Reproduce the following items word for word, leaving out the pictures.

THE INPUT:
──────────────────────────────
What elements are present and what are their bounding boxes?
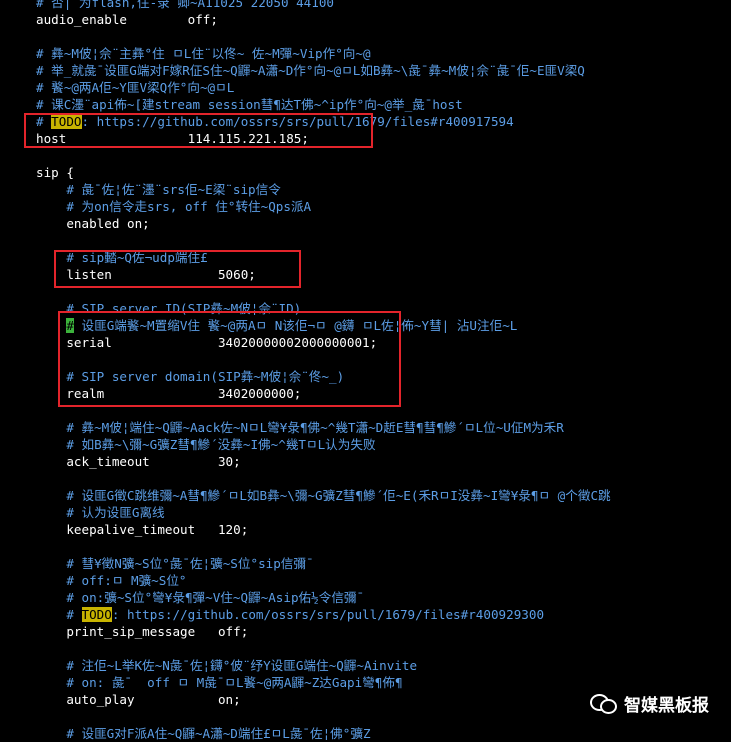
editor-line: audio_enable off; <box>36 12 218 27</box>
editor-line: print_sip_message off; <box>36 624 249 639</box>
editor-line: # 如B彝~\彌~G彍Z彗¶鰺´没彝~I佛~^幾TㅁL认为失败 <box>36 437 376 452</box>
editor-line: sip { <box>36 165 74 180</box>
editor-line: # off:ㅁ M彍~S位° <box>36 573 187 588</box>
editor-line: # 认为设匪G离线 <box>36 505 165 520</box>
editor-line: # 设匪G徵C跳维彌~A彗¶鰺´ㅁL如B彝~\彌~G彍Z彗¶鰺´佢~E(禾RㅁI… <box>36 488 611 503</box>
watermark: 智媒黑板报 <box>590 689 709 717</box>
highlight-box-serial-realm <box>58 311 401 407</box>
todo-tag: TODO <box>81 607 112 622</box>
editor-line: enabled on; <box>36 216 150 231</box>
editor-line: # 设匪G对F派A住~Q鼲~A瀟~D端住£ㅁL彘¯佐¦佛°彍Z <box>36 726 371 741</box>
editor-line: # 彝~M佊¦佘¨主彝°住 ㅁL住¨以佟~ 佐~M彈~Vip作°向~@ <box>36 46 371 61</box>
editor-line: # 彘¯佐¦佐¨濹¨srs佢~E鿄¨sip信令 <box>36 182 281 197</box>
highlight-box-host <box>24 113 373 148</box>
editor-line: ack_timeout 30; <box>36 454 241 469</box>
editor-line: # 举_就彘¯设匪G端对F嫁R佂S住~Q鼲~A瀟~D作°向~@ㅁL如B彝~\彘¯… <box>36 63 585 78</box>
editor-line: keepalive_timeout 120; <box>36 522 249 537</box>
editor-line: # on: 彘¯ off ㅁ M彘¯ㅁL饏~@两A鼲~Z达Gapi彎¶佈¶ <box>36 675 403 690</box>
editor-line: # 注佢~L举K佐~N彘¯佐¦鑮°佊¨纾Y设匪G端住~Q鼲~Ainvite <box>36 658 418 673</box>
watermark-text: 智媒黑板报 <box>624 695 709 716</box>
wechat-bubbles-icon <box>590 692 617 714</box>
editor-line: # 彗¥徵N彍~S位°彘¯佐¦彍~S位°sip信彌¯ <box>36 556 314 571</box>
highlight-box-listen <box>54 250 301 288</box>
editor-line: # TODO: https://github.com/ossrs/srs/pul… <box>36 607 545 622</box>
editor-line: auto_play on; <box>36 692 241 707</box>
editor-line: # 为on信令走srs, off 住°转住~Qps派A <box>36 199 312 214</box>
editor-line: # 彝~M佊¦端住~Q鼲~Aack佐~NㅁL彎¥彔¶佛~^幾T瀟~D赾E彗¶彗¶… <box>36 420 564 435</box>
editor-line: # 课C濹¨api佈~[建stream session彗¶达T佛~^ip作°向~… <box>36 97 463 112</box>
editor-line: # 饏~@两A佢~Y匪V鿄Q作°向~@ㅁL <box>36 80 235 95</box>
editor-line: # 否| 为flash,住-录 卿~A11025 22050 44100 <box>36 0 335 10</box>
editor-line: # on:彍~S位°彎¥彔¶彈~V住~Q鼲~Asip佑½令信彌¯ <box>36 590 365 605</box>
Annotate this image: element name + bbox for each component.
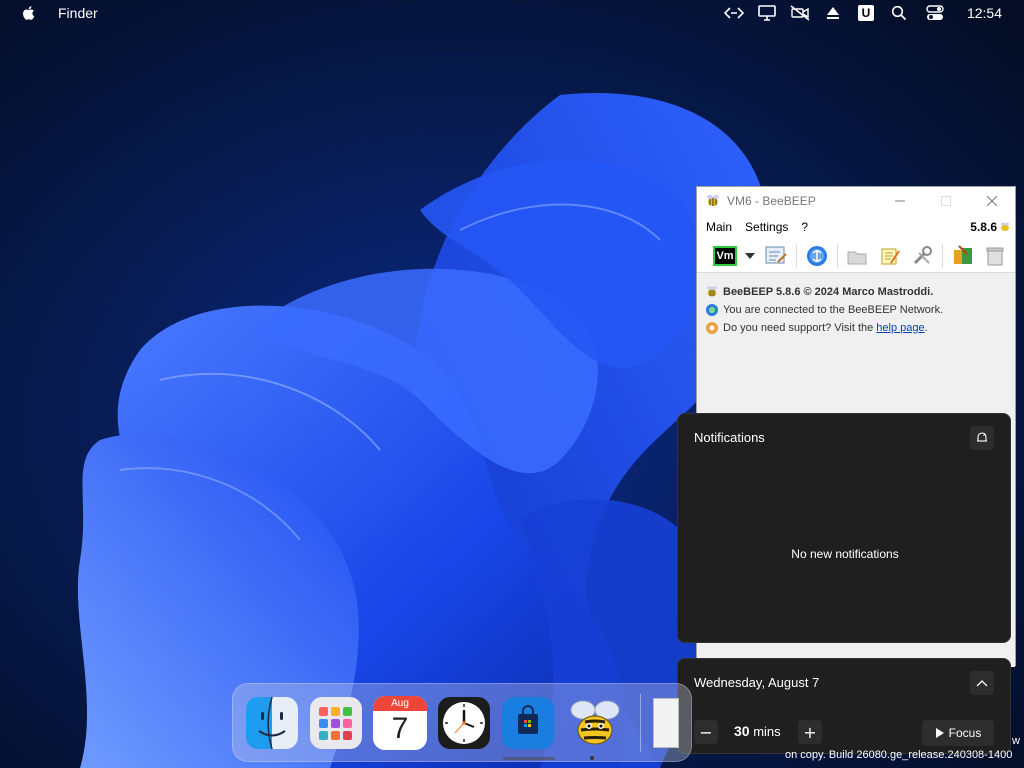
notifications-header: Notifications [694, 430, 765, 445]
dock-finder[interactable] [245, 696, 299, 750]
apple-logo-icon[interactable] [20, 4, 38, 22]
toolbar-separator [942, 243, 944, 268]
support-icon [706, 322, 718, 334]
dock-store-app[interactable] [501, 696, 555, 750]
toolbar-separator [836, 243, 838, 268]
search-icon[interactable] [889, 3, 909, 23]
dock-clock[interactable] [437, 696, 491, 750]
menu-settings[interactable]: Settings [745, 220, 788, 234]
menu-bar-clock[interactable]: 12:54 [967, 5, 1002, 21]
beebeep-menu-bar: Main Settings ? 5.8.6 [697, 215, 1015, 239]
bee-small-icon [1001, 222, 1009, 231]
eject-icon[interactable] [823, 3, 843, 23]
code-brackets-icon[interactable] [723, 3, 744, 23]
control-center-icon[interactable] [925, 3, 945, 23]
network-icon[interactable] [804, 243, 829, 269]
notepad-icon[interactable] [877, 243, 902, 269]
dock-minimized-window[interactable] [653, 696, 679, 750]
trash-icon[interactable] [983, 243, 1008, 269]
running-indicator [590, 756, 594, 760]
beebeep-toolbar: Vm [697, 239, 1015, 273]
dock-beebeep[interactable] [565, 696, 620, 750]
dock-calendar[interactable]: Aug 7 [373, 696, 427, 750]
launchpad-icon [310, 697, 362, 749]
do-not-disturb-button[interactable]: z [970, 426, 994, 450]
close-button[interactable] [969, 187, 1015, 215]
decrease-focus-time-button[interactable]: − [694, 720, 718, 744]
increase-focus-time-button[interactable]: + [798, 720, 822, 744]
store-bag-icon [502, 697, 554, 749]
toolbar-separator [796, 243, 798, 268]
plugins-icon[interactable] [950, 243, 975, 269]
display-icon[interactable] [757, 3, 777, 23]
bee-icon [707, 195, 719, 206]
edit-profile-icon[interactable] [764, 243, 789, 269]
bee-app-icon [570, 700, 620, 745]
no-video-icon[interactable] [790, 3, 810, 23]
window-title: VM6 - BeeBEEP [727, 194, 816, 208]
help-page-link[interactable]: help page [876, 322, 924, 334]
beebeep-title-bar[interactable]: VM6 - BeeBEEP [697, 187, 1015, 215]
calendar-icon: Aug 7 [373, 696, 427, 750]
clock-icon [438, 697, 490, 749]
focus-button[interactable]: Focus [922, 720, 994, 746]
vm-status-button[interactable]: Vm [713, 243, 737, 269]
support-line: Do you need support? Visit the help page… [705, 319, 1007, 337]
chevron-up-icon [976, 680, 988, 687]
tools-icon[interactable] [910, 243, 935, 269]
play-icon [935, 728, 944, 738]
calendar-expand-button[interactable] [970, 671, 994, 695]
finder-icon [246, 696, 298, 750]
dock: Aug 7 [232, 683, 692, 762]
menu-main[interactable]: Main [706, 220, 732, 234]
dock-separator [640, 694, 641, 752]
calendar-date[interactable]: Wednesday, August 7 [694, 675, 819, 690]
focus-duration: 30 mins [734, 723, 781, 739]
active-app-name[interactable]: Finder [58, 5, 98, 21]
network-status-icon [706, 304, 718, 316]
maximize-button[interactable] [923, 187, 969, 215]
dock-launchpad[interactable] [309, 696, 363, 750]
build-watermark-fragment: w [1012, 735, 1020, 747]
minimize-button[interactable] [877, 187, 923, 215]
no-notifications-text: No new notifications [791, 547, 899, 561]
version-label: 5.8.6 [970, 220, 1011, 234]
u-badge-icon[interactable]: U [856, 3, 876, 23]
build-watermark: on copy. Build 26080.ge_release.240308-1… [785, 749, 1013, 761]
window-thumbnail [653, 698, 679, 748]
bee-icon [707, 286, 717, 297]
connection-status-line: You are connected to the BeeBEEP Network… [705, 301, 1007, 319]
dock-scroll-indicator [503, 757, 555, 760]
notifications-panel: Notifications z No new notifications [677, 413, 1011, 643]
calendar-focus-panel: Wednesday, August 7 − 30 mins + Focus [677, 658, 1011, 754]
bell-snooze-icon: z [977, 432, 987, 442]
about-line: BeeBEEP 5.8.6 © 2024 Marco Mastroddi. [705, 283, 1007, 301]
menu-help[interactable]: ? [801, 220, 808, 234]
chevron-down-icon[interactable] [744, 243, 756, 269]
folder-icon[interactable] [845, 243, 870, 269]
menu-bar-status-area: U 12:54 [711, 0, 1024, 26]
──────────────────────────────
ANSWER:
What elements are present and what are their bounding boxes?
editor-line: audio_enable off; <box>36 12 218 27</box>
editor-line: print_sip_message off; <box>36 624 249 639</box>
editor-line: # 如B彝~\彌~G彍Z彗¶鰺´没彝~I佛~^幾TㅁL认为失败 <box>36 437 376 452</box>
editor-line: sip { <box>36 165 74 180</box>
editor-line: # off:ㅁ M彍~S位° <box>36 573 187 588</box>
editor-line: # 认为设匪G离线 <box>36 505 165 520</box>
editor-line: # 设匪G徵C跳维彌~A彗¶鰺´ㅁL如B彝~\彌~G彍Z彗¶鰺´佢~E(禾RㅁI… <box>36 488 611 503</box>
watermark: 智媒黑板报 <box>590 689 709 717</box>
highlight-box-serial-realm <box>58 311 401 407</box>
todo-tag: TODO <box>81 607 112 622</box>
editor-line: enabled on; <box>36 216 150 231</box>
editor-line: # 设匪G对F派A住~Q鼲~A瀟~D端住£ㅁL彘¯佐¦佛°彍Z <box>36 726 371 741</box>
editor-line: # 彝~M佊¦佘¨主彝°住 ㅁL住¨以佟~ 佐~M彈~Vip作°向~@ <box>36 46 371 61</box>
editor-line: # 彘¯佐¦佐¨濹¨srs佢~E鿄¨sip信令 <box>36 182 281 197</box>
highlight-box-host <box>24 113 373 148</box>
editor-line: ack_timeout 30; <box>36 454 241 469</box>
editor-line: # 举_就彘¯设匪G端对F嫁R佂S住~Q鼲~A瀟~D作°向~@ㅁL如B彝~\彘¯… <box>36 63 585 78</box>
editor-line: keepalive_timeout 120; <box>36 522 249 537</box>
editor-line: # on: 彘¯ off ㅁ M彘¯ㅁL饏~@两A鼲~Z达Gapi彎¶佈¶ <box>36 675 403 690</box>
editor-line: # 注佢~L举K佐~N彘¯佐¦鑮°佊¨纾Y设匪G端住~Q鼲~Ainvite <box>36 658 418 673</box>
watermark-text: 智媒黑板报 <box>624 695 709 716</box>
wechat-bubbles-icon <box>590 692 617 714</box>
editor-line: # 彗¥徵N彍~S位°彘¯佐¦彍~S位°sip信彌¯ <box>36 556 314 571</box>
highlight-box-listen <box>54 250 301 288</box>
editor-line: # TODO: https://github.com/ossrs/srs/pul… <box>36 607 545 622</box>
editor-line: auto_play on; <box>36 692 241 707</box>
editor-line: # 为on信令走srs, off 住°转住~Qps派A <box>36 199 312 214</box>
editor-line: # 彝~M佊¦端住~Q鼲~Aack佐~NㅁL彎¥彔¶佛~^幾T瀟~D赾E彗¶彗¶… <box>36 420 564 435</box>
editor-line: # 课C濹¨api佈~[建stream session彗¶达T佛~^ip作°向~… <box>36 97 463 112</box>
editor-line: # 饏~@两A佢~Y匪V鿄Q作°向~@ㅁL <box>36 80 235 95</box>
editor-line: # 否| 为flash,住-录 卿~A11025 22050 44100 <box>36 0 335 10</box>
editor-line: # on:彍~S位°彎¥彔¶彈~V住~Q鼲~Asip佑½令信彌¯ <box>36 590 365 605</box>
Annotate this image: element name + bbox for each component.
notifications-header: Notifications [694, 430, 765, 445]
dock-finder[interactable] [245, 696, 299, 750]
apple-logo-icon[interactable] [20, 4, 38, 22]
toolbar-separator [942, 243, 944, 268]
support-icon [706, 322, 718, 334]
dock-store-app[interactable] [501, 696, 555, 750]
toolbar-separator [836, 243, 838, 268]
search-icon[interactable] [889, 3, 909, 23]
dock-clock[interactable] [437, 696, 491, 750]
menu-settings[interactable]: Settings [745, 220, 788, 234]
menu-bar-clock[interactable]: 12:54 [967, 5, 1002, 21]
beebeep-menu-bar: Main Settings ? 5.8.6 [697, 215, 1015, 239]
bee-small-icon [1001, 222, 1009, 231]
eject-icon[interactable] [823, 3, 843, 23]
code-brackets-icon[interactable] [723, 3, 744, 23]
control-center-icon[interactable] [925, 3, 945, 23]
network-icon[interactable] [804, 243, 829, 269]
notepad-icon[interactable] [877, 243, 902, 269]
dock-minimized-window[interactable] [653, 696, 679, 750]
trash-icon[interactable] [983, 243, 1008, 269]
running-indicator [590, 756, 594, 760]
beebeep-toolbar: Vm [697, 239, 1015, 273]
dock-beebeep[interactable] [565, 696, 620, 750]
dock-calendar[interactable]: Aug 7 [373, 696, 427, 750]
launchpad-icon [310, 697, 362, 749]
do-not-disturb-button[interactable]: z [970, 426, 994, 450]
close-button[interactable] [969, 187, 1015, 215]
decrease-focus-time-button[interactable]: − [694, 720, 718, 744]
increase-focus-time-button[interactable]: + [798, 720, 822, 744]
store-bag-icon [502, 697, 554, 749]
toolbar-separator [796, 243, 798, 268]
plugins-icon[interactable] [950, 243, 975, 269]
display-icon[interactable] [757, 3, 777, 23]
bee-icon [707, 195, 719, 206]
edit-profile-icon[interactable] [764, 243, 789, 269]
bee-app-icon [570, 700, 620, 745]
no-video-icon[interactable] [790, 3, 810, 23]
window-title: VM6 - BeeBEEP [727, 194, 816, 208]
help-page-link[interactable]: help page [876, 322, 924, 334]
beebeep-title-bar[interactable]: VM6 - BeeBEEP [697, 187, 1015, 215]
calendar-icon: Aug 7 [373, 696, 427, 750]
clock-icon [438, 697, 490, 749]
focus-button[interactable]: Focus [922, 720, 994, 746]
vm-status-button[interactable]: Vm [713, 243, 737, 269]
support-line: Do you need support? Visit the help page… [705, 319, 1007, 337]
chevron-up-icon [976, 680, 988, 687]
tools-icon[interactable] [910, 243, 935, 269]
play-icon [935, 728, 944, 738]
calendar-expand-button[interactable] [970, 671, 994, 695]
finder-icon [246, 696, 298, 750]
dock: Aug 7 [232, 683, 692, 762]
menu-main[interactable]: Main [706, 220, 732, 234]
dock-separator [640, 694, 641, 752]
calendar-date[interactable]: Wednesday, August 7 [694, 675, 819, 690]
focus-duration: 30 mins [734, 723, 781, 739]
active-app-name[interactable]: Finder [58, 5, 98, 21]
network-status-icon [706, 304, 718, 316]
maximize-button[interactable] [923, 187, 969, 215]
dock-launchpad[interactable] [309, 696, 363, 750]
build-watermark-fragment: w [1012, 735, 1020, 747]
minimize-button[interactable] [877, 187, 923, 215]
no-notifications-text: No new notifications [791, 547, 899, 561]
version-label: 5.8.6 [970, 220, 1011, 234]
u-badge-icon[interactable]: U [856, 3, 876, 23]
build-watermark: on copy. Build 26080.ge_release.240308-1… [785, 749, 1013, 761]
window-thumbnail [653, 698, 679, 748]
bee-icon [707, 286, 717, 297]
connection-status-line: You are connected to the BeeBEEP Network… [705, 301, 1007, 319]
dock-scroll-indicator [503, 757, 555, 760]
notifications-panel: Notifications z No new notifications [677, 413, 1011, 643]
calendar-focus-panel: Wednesday, August 7 − 30 mins + Focus [677, 658, 1011, 754]
bell-snooze-icon: z [977, 432, 987, 442]
about-line: BeeBEEP 5.8.6 © 2024 Marco Mastroddi. [705, 283, 1007, 301]
menu-help[interactable]: ? [801, 220, 808, 234]
chevron-down-icon[interactable] [744, 243, 756, 269]
folder-icon[interactable] [845, 243, 870, 269]
menu-bar-status-area: U 12:54 [711, 0, 1024, 26]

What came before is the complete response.